"""
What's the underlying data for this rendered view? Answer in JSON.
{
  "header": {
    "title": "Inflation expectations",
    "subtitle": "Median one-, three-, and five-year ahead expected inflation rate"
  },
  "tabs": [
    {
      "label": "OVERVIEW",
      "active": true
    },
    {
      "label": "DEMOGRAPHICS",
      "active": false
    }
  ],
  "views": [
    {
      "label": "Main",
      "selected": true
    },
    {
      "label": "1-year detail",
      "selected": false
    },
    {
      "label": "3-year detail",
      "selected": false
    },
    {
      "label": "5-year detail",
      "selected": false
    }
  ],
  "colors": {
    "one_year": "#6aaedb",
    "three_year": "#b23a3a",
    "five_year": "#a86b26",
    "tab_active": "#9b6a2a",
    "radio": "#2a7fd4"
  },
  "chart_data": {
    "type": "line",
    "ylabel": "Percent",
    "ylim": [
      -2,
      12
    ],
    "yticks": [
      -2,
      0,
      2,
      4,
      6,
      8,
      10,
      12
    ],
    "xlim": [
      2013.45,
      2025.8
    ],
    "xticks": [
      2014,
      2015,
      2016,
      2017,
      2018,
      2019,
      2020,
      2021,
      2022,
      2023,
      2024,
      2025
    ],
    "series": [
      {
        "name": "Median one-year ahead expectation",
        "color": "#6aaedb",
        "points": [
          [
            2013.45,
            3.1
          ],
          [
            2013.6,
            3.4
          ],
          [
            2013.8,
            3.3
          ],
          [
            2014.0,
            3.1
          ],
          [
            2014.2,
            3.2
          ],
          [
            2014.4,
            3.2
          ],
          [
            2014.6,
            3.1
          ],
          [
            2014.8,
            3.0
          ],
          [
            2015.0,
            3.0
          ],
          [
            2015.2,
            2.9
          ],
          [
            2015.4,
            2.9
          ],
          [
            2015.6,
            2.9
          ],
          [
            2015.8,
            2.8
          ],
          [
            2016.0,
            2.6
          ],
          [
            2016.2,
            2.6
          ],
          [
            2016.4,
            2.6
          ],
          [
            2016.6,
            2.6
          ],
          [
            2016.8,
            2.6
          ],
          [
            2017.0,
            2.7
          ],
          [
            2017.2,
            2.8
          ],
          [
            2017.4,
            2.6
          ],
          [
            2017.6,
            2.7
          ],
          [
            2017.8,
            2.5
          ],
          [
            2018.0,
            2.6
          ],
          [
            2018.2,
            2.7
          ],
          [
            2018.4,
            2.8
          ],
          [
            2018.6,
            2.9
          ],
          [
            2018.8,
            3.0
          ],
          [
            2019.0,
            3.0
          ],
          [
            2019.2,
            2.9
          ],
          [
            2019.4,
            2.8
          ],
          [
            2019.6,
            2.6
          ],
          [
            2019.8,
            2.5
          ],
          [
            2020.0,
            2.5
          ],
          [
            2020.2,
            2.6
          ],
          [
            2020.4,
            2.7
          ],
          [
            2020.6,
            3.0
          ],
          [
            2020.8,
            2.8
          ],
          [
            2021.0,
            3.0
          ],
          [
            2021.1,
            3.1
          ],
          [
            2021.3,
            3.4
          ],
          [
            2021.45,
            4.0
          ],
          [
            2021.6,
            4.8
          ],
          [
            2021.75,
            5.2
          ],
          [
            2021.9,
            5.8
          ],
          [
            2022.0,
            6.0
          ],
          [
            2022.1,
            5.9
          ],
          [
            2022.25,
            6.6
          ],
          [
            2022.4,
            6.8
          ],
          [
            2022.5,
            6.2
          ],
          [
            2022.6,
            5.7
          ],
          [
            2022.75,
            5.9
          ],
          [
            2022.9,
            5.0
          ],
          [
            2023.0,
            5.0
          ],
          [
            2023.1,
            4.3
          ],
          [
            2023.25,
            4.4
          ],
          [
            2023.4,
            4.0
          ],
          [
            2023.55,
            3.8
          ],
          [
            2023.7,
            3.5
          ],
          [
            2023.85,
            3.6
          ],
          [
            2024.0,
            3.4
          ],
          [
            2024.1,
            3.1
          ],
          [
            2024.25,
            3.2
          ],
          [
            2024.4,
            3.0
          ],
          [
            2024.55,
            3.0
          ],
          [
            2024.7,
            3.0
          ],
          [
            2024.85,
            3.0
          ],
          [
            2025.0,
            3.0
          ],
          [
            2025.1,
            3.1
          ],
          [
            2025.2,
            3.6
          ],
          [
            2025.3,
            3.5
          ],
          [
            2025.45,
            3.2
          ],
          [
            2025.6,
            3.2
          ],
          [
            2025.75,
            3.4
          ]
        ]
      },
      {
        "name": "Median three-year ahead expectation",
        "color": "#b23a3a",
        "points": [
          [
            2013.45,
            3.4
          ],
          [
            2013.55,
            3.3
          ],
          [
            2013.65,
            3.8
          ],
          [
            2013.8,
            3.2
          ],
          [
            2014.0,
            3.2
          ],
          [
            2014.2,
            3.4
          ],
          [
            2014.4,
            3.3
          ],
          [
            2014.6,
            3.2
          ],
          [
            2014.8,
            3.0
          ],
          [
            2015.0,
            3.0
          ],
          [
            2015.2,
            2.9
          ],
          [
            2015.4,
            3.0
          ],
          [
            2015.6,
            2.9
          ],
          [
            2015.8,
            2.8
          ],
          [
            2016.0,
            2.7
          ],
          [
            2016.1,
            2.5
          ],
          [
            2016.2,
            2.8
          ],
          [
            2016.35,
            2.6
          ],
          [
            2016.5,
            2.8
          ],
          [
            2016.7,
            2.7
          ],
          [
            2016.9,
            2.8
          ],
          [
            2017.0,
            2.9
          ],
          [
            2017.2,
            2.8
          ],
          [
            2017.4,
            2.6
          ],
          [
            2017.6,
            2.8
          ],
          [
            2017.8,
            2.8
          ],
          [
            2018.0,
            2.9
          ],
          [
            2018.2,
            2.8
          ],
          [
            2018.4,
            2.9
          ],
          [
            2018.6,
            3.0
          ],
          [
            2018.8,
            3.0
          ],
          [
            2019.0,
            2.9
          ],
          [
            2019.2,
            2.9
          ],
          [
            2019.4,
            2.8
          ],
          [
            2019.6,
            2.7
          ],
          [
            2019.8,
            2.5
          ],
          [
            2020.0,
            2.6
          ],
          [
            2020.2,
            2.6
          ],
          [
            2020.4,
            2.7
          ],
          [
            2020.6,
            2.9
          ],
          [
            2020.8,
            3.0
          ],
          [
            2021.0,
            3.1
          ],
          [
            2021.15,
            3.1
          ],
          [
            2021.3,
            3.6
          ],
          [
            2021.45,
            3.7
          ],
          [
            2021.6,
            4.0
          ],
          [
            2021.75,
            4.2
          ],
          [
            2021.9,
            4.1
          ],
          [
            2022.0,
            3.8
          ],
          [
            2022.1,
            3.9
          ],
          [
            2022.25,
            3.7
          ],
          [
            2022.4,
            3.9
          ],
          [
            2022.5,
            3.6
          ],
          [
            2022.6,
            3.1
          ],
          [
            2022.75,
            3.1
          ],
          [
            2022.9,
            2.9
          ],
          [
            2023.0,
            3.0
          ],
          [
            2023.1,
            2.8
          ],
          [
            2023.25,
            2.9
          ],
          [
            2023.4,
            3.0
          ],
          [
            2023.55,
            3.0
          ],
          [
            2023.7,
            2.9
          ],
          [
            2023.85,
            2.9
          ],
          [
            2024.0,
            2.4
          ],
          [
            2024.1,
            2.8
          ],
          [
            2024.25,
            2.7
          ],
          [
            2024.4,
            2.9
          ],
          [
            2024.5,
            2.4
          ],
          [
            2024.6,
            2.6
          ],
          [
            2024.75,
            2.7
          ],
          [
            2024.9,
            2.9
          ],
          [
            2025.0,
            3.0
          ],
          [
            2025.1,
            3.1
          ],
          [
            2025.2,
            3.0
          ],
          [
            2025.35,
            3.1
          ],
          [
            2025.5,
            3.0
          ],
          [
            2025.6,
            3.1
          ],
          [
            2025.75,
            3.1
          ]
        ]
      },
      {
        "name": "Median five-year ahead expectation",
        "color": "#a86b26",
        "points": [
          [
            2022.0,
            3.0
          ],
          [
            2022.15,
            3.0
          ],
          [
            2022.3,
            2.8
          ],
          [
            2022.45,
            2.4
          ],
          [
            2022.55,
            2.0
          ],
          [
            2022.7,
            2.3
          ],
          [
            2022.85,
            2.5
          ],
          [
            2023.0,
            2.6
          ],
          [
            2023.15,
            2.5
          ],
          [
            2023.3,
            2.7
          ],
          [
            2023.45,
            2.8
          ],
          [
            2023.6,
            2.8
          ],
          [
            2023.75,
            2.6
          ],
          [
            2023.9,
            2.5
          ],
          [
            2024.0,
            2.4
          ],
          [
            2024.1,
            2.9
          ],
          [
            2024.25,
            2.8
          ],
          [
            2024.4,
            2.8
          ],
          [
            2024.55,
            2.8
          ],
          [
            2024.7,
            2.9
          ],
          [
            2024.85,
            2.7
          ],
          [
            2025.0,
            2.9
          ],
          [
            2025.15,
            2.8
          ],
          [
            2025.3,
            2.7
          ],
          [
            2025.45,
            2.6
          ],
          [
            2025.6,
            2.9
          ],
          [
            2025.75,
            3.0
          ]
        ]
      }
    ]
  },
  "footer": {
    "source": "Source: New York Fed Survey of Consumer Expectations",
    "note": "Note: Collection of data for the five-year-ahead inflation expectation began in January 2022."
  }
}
"""
▶ [SET PROBLEM] Only lines with "detail" are wanted here; list each of them.

▶ [SOLUTION]
      "label": "1-year detail",
      "label": "3-year detail",
      "label": "5-year detail",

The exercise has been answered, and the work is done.